**STATED EXERCISE**
Select and copy out every line in the records containing "body".

**EXERCISE DATA**
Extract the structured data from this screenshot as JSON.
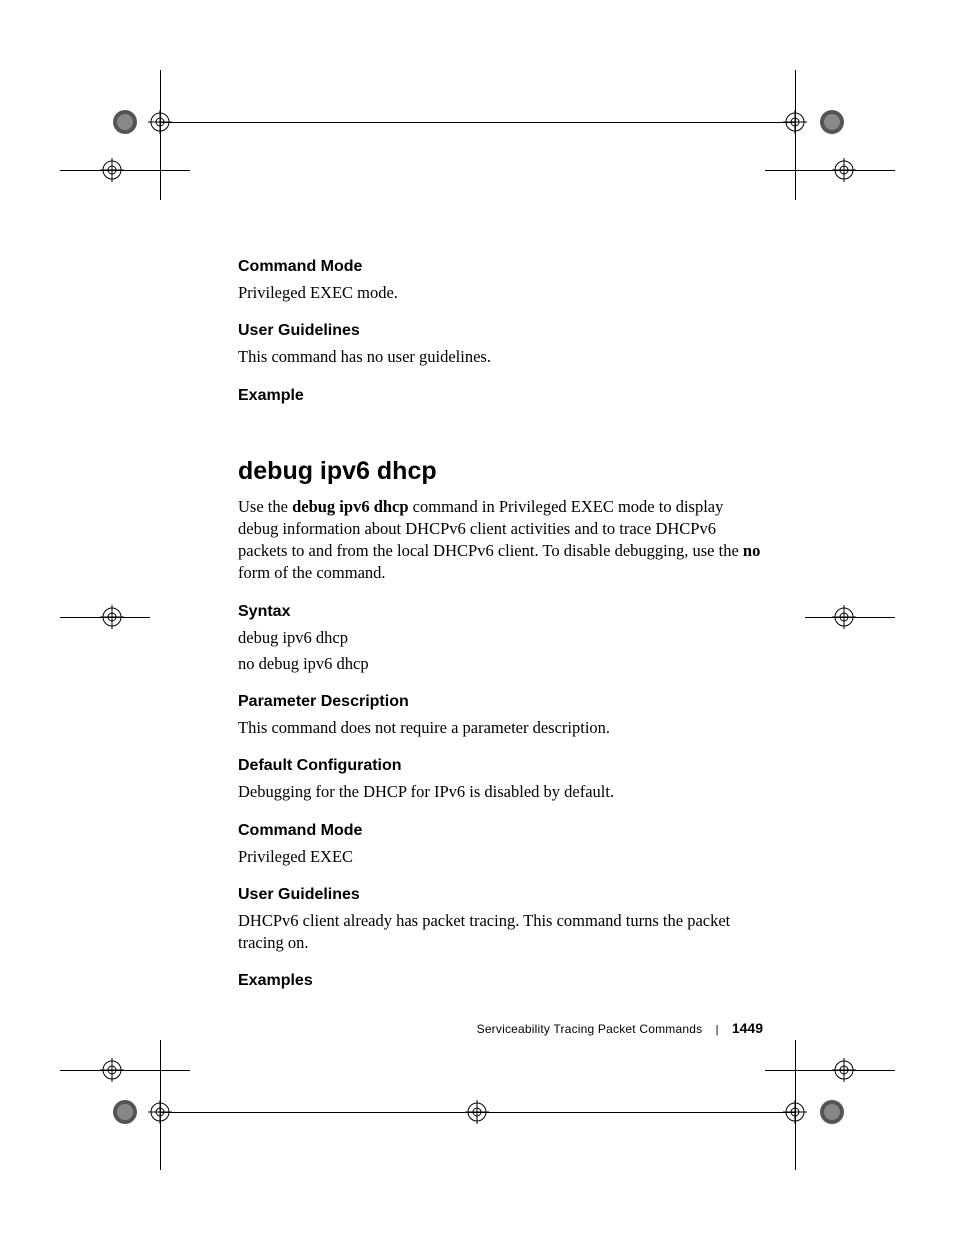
{
  "sections": {
    "command_mode_1": {
      "heading": "Command Mode",
      "body": "Privileged EXEC mode."
    },
    "user_guidelines_1": {
      "heading": "User Guidelines",
      "body": "This command has no user guidelines."
    },
    "example_1": {
      "heading": "Example"
    }
  },
  "command": {
    "title": "debug ipv6 dhcp",
    "intro_pre": "Use the ",
    "intro_bold": "debug ipv6 dhcp",
    "intro_mid": " command in Privileged EXEC mode to display debug information about DHCPv6 client activities and to trace DHCPv6 packets to and from the local DHCPv6 client. To disable debugging, use the ",
    "intro_bold2": "no",
    "intro_post": " form of the command."
  },
  "sections2": {
    "syntax": {
      "heading": "Syntax",
      "line1": "debug ipv6 dhcp",
      "line2": "no debug ipv6 dhcp"
    },
    "param_desc": {
      "heading": "Parameter Description",
      "body": "This command does not require a parameter description."
    },
    "default_config": {
      "heading": "Default Configuration",
      "body": "Debugging for the DHCP for IPv6 is disabled by default."
    },
    "command_mode_2": {
      "heading": "Command Mode",
      "body": "Privileged EXEC"
    },
    "user_guidelines_2": {
      "heading": "User Guidelines",
      "body": "DHCPv6 client already has packet tracing.  This command turns the packet tracing on."
    },
    "examples": {
      "heading": "Examples"
    }
  },
  "footer": {
    "title": "Serviceability Tracing Packet Commands",
    "page": "1449"
  }
}
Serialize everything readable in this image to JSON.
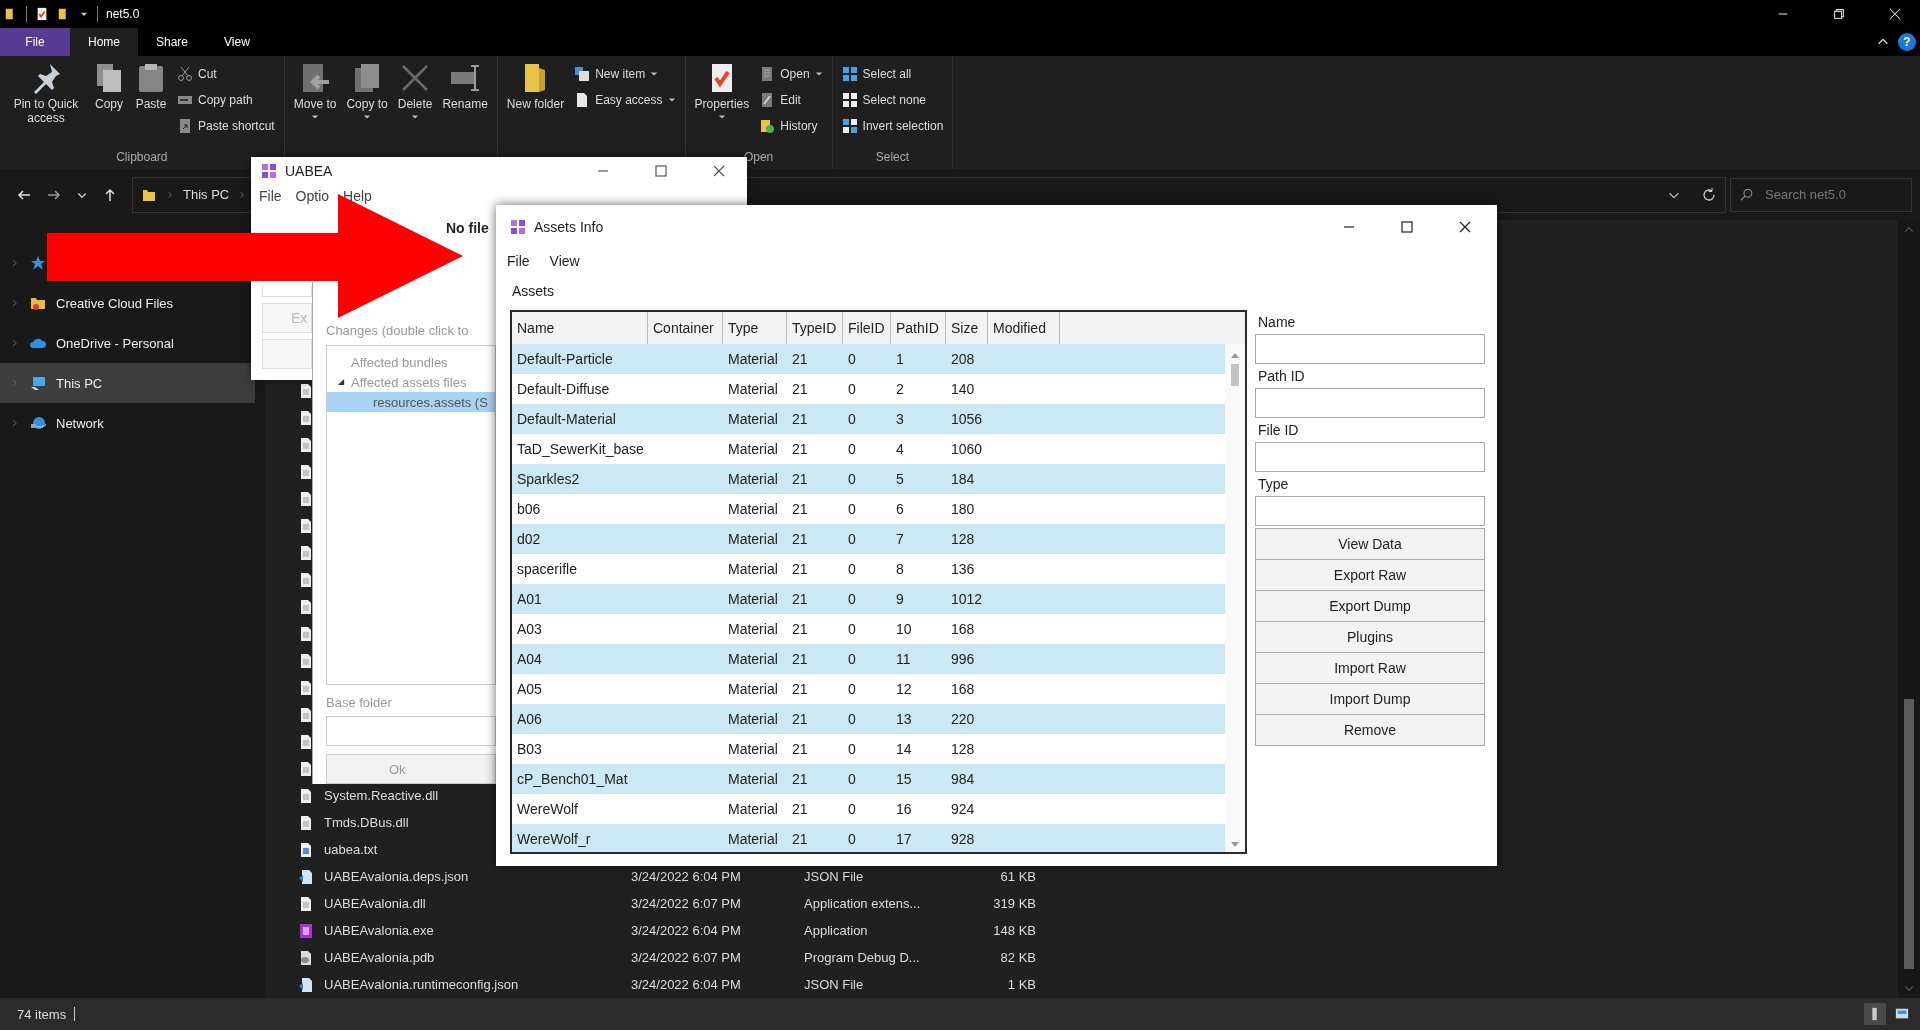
{
  "explorer": {
    "title": "net5.0",
    "ribbon_tabs": [
      {
        "label": "File",
        "kind": "menu",
        "selected": false
      },
      {
        "label": "Home",
        "kind": "tab",
        "selected": true
      },
      {
        "label": "Share",
        "kind": "tab",
        "selected": false
      },
      {
        "label": "View",
        "kind": "tab",
        "selected": false
      }
    ],
    "help_button": "?",
    "ribbon_groups": [
      {
        "label": "Clipboard",
        "commands": [
          {
            "kind": "large",
            "label": "Pin to Quick access",
            "dropdown": false
          },
          {
            "kind": "large",
            "label": "Copy",
            "dropdown": false
          },
          {
            "kind": "large",
            "label": "Paste",
            "dropdown": false
          },
          {
            "kind": "small",
            "label": "Cut",
            "dropdown": false
          },
          {
            "kind": "small",
            "label": "Copy path",
            "dropdown": false
          },
          {
            "kind": "small",
            "label": "Paste shortcut",
            "dropdown": false
          }
        ]
      },
      {
        "commands": [
          {
            "kind": "large",
            "label": "Move to",
            "dropdown": true
          },
          {
            "kind": "large",
            "label": "Copy to",
            "dropdown": true
          },
          {
            "kind": "large",
            "label": "Delete",
            "dropdown": true
          },
          {
            "kind": "large",
            "label": "Rename",
            "dropdown": false
          }
        ]
      },
      {
        "commands": [
          {
            "kind": "large",
            "label": "New folder",
            "dropdown": false
          },
          {
            "kind": "small",
            "label": "New item",
            "dropdown": true
          },
          {
            "kind": "small",
            "label": "Easy access",
            "dropdown": true
          }
        ]
      },
      {
        "label": "Open",
        "commands": [
          {
            "kind": "large",
            "label": "Properties",
            "dropdown": true
          },
          {
            "kind": "small",
            "label": "Open",
            "dropdown": true
          },
          {
            "kind": "small",
            "label": "Edit",
            "dropdown": false
          },
          {
            "kind": "small",
            "label": "History",
            "dropdown": false
          }
        ]
      },
      {
        "label": "Select",
        "commands": [
          {
            "kind": "small",
            "label": "Select all",
            "dropdown": false
          },
          {
            "kind": "small",
            "label": "Select none",
            "dropdown": false
          },
          {
            "kind": "small",
            "label": "Invert selection",
            "dropdown": false
          }
        ]
      }
    ],
    "address": {
      "crumbs": [
        "This PC"
      ]
    },
    "search": {
      "placeholder": "Search net5.0"
    },
    "nav_items": [
      {
        "selected": false
      },
      {
        "label": "Creative Cloud Files",
        "selected": false
      },
      {
        "label": "OneDrive - Personal",
        "selected": false
      },
      {
        "label": "This PC",
        "selected": true
      },
      {
        "label": "Network",
        "selected": false
      }
    ],
    "file_rows": [
      {
        "kind": "document"
      },
      {
        "kind": "document"
      },
      {
        "kind": "document"
      },
      {
        "kind": "document"
      },
      {
        "kind": "document"
      },
      {
        "kind": "document"
      },
      {
        "kind": "document"
      },
      {
        "kind": "document"
      },
      {
        "kind": "document"
      },
      {
        "kind": "document"
      },
      {
        "kind": "document"
      },
      {
        "kind": "document"
      },
      {
        "kind": "document"
      },
      {
        "kind": "document"
      },
      {
        "kind": "document"
      },
      {
        "kind": "document",
        "name": "System.Reactive.dll"
      },
      {
        "kind": "document",
        "name": "Tmds.DBus.dll"
      },
      {
        "kind": "text",
        "name": "uabea.txt"
      },
      {
        "kind": "script",
        "name": "UABEAvalonia.deps.json",
        "date": "3/24/2022 6:04 PM",
        "type": "JSON File",
        "size": "61 KB"
      },
      {
        "kind": "document",
        "name": "UABEAvalonia.dll",
        "date": "3/24/2022 6:07 PM",
        "type": "Application extens...",
        "size": "319 KB"
      },
      {
        "kind": "app",
        "name": "UABEAvalonia.exe",
        "date": "3/24/2022 6:04 PM",
        "type": "Application",
        "size": "148 KB"
      },
      {
        "kind": "database",
        "name": "UABEAvalonia.pdb",
        "date": "3/24/2022 6:07 PM",
        "type": "Program Debug D...",
        "size": "82 KB"
      },
      {
        "kind": "script",
        "name": "UABEAvalonia.runtimeconfig.json",
        "date": "3/24/2022 6:04 PM",
        "type": "JSON File",
        "size": "1 KB"
      }
    ],
    "status": {
      "item_count": "74 items"
    }
  },
  "uabea": {
    "title": "UABEA",
    "menu": [
      "File",
      "Optio",
      "Help"
    ],
    "heading": "No file",
    "button": "Ex"
  },
  "changes": {
    "label": "Changes (double click to",
    "tree": [
      {
        "label": "Affected bundles",
        "selected": false
      },
      {
        "label": "Affected assets files",
        "selected": false,
        "expanded": true,
        "children": [
          {
            "label": "resources.assets (S",
            "selected": true
          }
        ]
      }
    ],
    "base_folder_label": "Base folder",
    "ok_button": "Ok"
  },
  "assets": {
    "title": "Assets Info",
    "menu": [
      "File",
      "View"
    ],
    "section_label": "Assets",
    "columns": [
      "Name",
      "Container",
      "Type",
      "TypeID",
      "FileID",
      "PathID",
      "Size",
      "Modified"
    ],
    "rows": [
      {
        "name": "Default-Particle",
        "type": "Material",
        "type_id": "21",
        "file_id": "0",
        "path_id": "1",
        "size": "208"
      },
      {
        "name": "Default-Diffuse",
        "type": "Material",
        "type_id": "21",
        "file_id": "0",
        "path_id": "2",
        "size": "140"
      },
      {
        "name": "Default-Material",
        "type": "Material",
        "type_id": "21",
        "file_id": "0",
        "path_id": "3",
        "size": "1056"
      },
      {
        "name": "TaD_SewerKit_base",
        "type": "Material",
        "type_id": "21",
        "file_id": "0",
        "path_id": "4",
        "size": "1060"
      },
      {
        "name": "Sparkles2",
        "type": "Material",
        "type_id": "21",
        "file_id": "0",
        "path_id": "5",
        "size": "184"
      },
      {
        "name": "b06",
        "type": "Material",
        "type_id": "21",
        "file_id": "0",
        "path_id": "6",
        "size": "180"
      },
      {
        "name": "d02",
        "type": "Material",
        "type_id": "21",
        "file_id": "0",
        "path_id": "7",
        "size": "128"
      },
      {
        "name": "spacerifle",
        "type": "Material",
        "type_id": "21",
        "file_id": "0",
        "path_id": "8",
        "size": "136"
      },
      {
        "name": "A01",
        "type": "Material",
        "type_id": "21",
        "file_id": "0",
        "path_id": "9",
        "size": "1012"
      },
      {
        "name": "A03",
        "type": "Material",
        "type_id": "21",
        "file_id": "0",
        "path_id": "10",
        "size": "168"
      },
      {
        "name": "A04",
        "type": "Material",
        "type_id": "21",
        "file_id": "0",
        "path_id": "11",
        "size": "996"
      },
      {
        "name": "A05",
        "type": "Material",
        "type_id": "21",
        "file_id": "0",
        "path_id": "12",
        "size": "168"
      },
      {
        "name": "A06",
        "type": "Material",
        "type_id": "21",
        "file_id": "0",
        "path_id": "13",
        "size": "220"
      },
      {
        "name": "B03",
        "type": "Material",
        "type_id": "21",
        "file_id": "0",
        "path_id": "14",
        "size": "128"
      },
      {
        "name": "cP_Bench01_Mat",
        "type": "Material",
        "type_id": "21",
        "file_id": "0",
        "path_id": "15",
        "size": "984"
      },
      {
        "name": "WereWolf",
        "type": "Material",
        "type_id": "21",
        "file_id": "0",
        "path_id": "16",
        "size": "924"
      },
      {
        "name": "WereWolf_r",
        "type": "Material",
        "type_id": "21",
        "file_id": "0",
        "path_id": "17",
        "size": "928"
      }
    ],
    "fields": [
      {
        "label": "Name"
      },
      {
        "label": "Path ID"
      },
      {
        "label": "File ID"
      },
      {
        "label": "Type"
      }
    ],
    "buttons": [
      "View Data",
      "Export Raw",
      "Export Dump",
      "Plugins",
      "Import Raw",
      "Import Dump",
      "Remove"
    ]
  }
}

**TASK RESPONSE**
      "body": "Privileged EXEC mode."
      "body": "This command has no user guidelines."
      "body": "This command does not require a parameter description."
      "body": "Debugging for the DHCP for IPv6 is disabled by default."
      "body": "Privileged EXEC"
      "body": "DHCPv6 client already has packet tracing.  This command turns the packet tracing on."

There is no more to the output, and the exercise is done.